━━━━━ AVAILABLE DATA ━━━━━
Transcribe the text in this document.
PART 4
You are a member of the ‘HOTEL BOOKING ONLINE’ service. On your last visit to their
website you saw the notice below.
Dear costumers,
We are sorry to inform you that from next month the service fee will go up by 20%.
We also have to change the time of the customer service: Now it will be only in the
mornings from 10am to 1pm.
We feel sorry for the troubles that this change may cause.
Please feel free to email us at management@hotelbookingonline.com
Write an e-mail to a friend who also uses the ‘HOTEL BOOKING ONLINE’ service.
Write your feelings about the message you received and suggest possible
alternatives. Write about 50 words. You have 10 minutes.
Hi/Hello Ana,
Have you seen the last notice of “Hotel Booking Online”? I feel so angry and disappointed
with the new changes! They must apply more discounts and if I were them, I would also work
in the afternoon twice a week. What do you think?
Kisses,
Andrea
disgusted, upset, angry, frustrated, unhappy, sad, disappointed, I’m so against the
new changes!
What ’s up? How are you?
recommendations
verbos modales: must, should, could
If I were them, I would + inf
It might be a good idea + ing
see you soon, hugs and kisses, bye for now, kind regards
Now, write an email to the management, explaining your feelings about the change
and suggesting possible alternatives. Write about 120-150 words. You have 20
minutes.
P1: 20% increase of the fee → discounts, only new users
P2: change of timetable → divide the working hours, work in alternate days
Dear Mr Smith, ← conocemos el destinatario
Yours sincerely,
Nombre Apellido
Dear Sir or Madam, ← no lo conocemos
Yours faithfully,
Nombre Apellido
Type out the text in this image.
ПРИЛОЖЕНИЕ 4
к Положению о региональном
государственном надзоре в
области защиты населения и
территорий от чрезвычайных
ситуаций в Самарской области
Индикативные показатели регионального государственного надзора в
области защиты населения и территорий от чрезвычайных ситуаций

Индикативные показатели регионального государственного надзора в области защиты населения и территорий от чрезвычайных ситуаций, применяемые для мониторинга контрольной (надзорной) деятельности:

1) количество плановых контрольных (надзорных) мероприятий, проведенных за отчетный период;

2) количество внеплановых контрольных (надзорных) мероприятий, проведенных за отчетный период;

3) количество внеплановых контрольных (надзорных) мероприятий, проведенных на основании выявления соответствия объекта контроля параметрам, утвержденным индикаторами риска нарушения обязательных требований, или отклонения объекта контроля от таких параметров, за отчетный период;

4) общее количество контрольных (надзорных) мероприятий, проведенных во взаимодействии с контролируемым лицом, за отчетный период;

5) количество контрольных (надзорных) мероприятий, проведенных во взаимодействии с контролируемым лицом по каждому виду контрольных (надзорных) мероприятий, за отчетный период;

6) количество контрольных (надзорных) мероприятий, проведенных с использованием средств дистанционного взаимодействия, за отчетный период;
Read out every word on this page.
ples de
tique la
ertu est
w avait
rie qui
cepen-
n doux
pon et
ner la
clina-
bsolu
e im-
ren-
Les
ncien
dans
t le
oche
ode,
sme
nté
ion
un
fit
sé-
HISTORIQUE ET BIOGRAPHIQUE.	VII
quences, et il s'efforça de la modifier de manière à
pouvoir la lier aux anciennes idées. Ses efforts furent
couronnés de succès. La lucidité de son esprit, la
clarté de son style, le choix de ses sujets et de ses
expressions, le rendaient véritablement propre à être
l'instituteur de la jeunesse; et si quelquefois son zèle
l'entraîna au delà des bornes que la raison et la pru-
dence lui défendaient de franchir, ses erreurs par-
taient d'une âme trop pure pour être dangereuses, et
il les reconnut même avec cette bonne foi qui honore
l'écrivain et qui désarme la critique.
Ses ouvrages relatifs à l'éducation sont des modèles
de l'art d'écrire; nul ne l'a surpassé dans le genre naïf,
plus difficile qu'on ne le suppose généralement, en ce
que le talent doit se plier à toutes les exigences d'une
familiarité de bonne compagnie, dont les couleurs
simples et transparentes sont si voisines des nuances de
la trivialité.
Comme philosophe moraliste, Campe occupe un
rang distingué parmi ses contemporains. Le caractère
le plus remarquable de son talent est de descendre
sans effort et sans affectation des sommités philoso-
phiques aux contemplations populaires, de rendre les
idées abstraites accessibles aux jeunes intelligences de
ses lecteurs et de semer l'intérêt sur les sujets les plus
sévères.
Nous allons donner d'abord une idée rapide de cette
━━━━━
■ GIVEN TASK:
Among the lines of the material, find those that hold the word "must" and copy them.

■ CORRECT RESPONSE:
with the new changes! They must apply more discounts and if I were them, I would also work
verbos modales: must, should, could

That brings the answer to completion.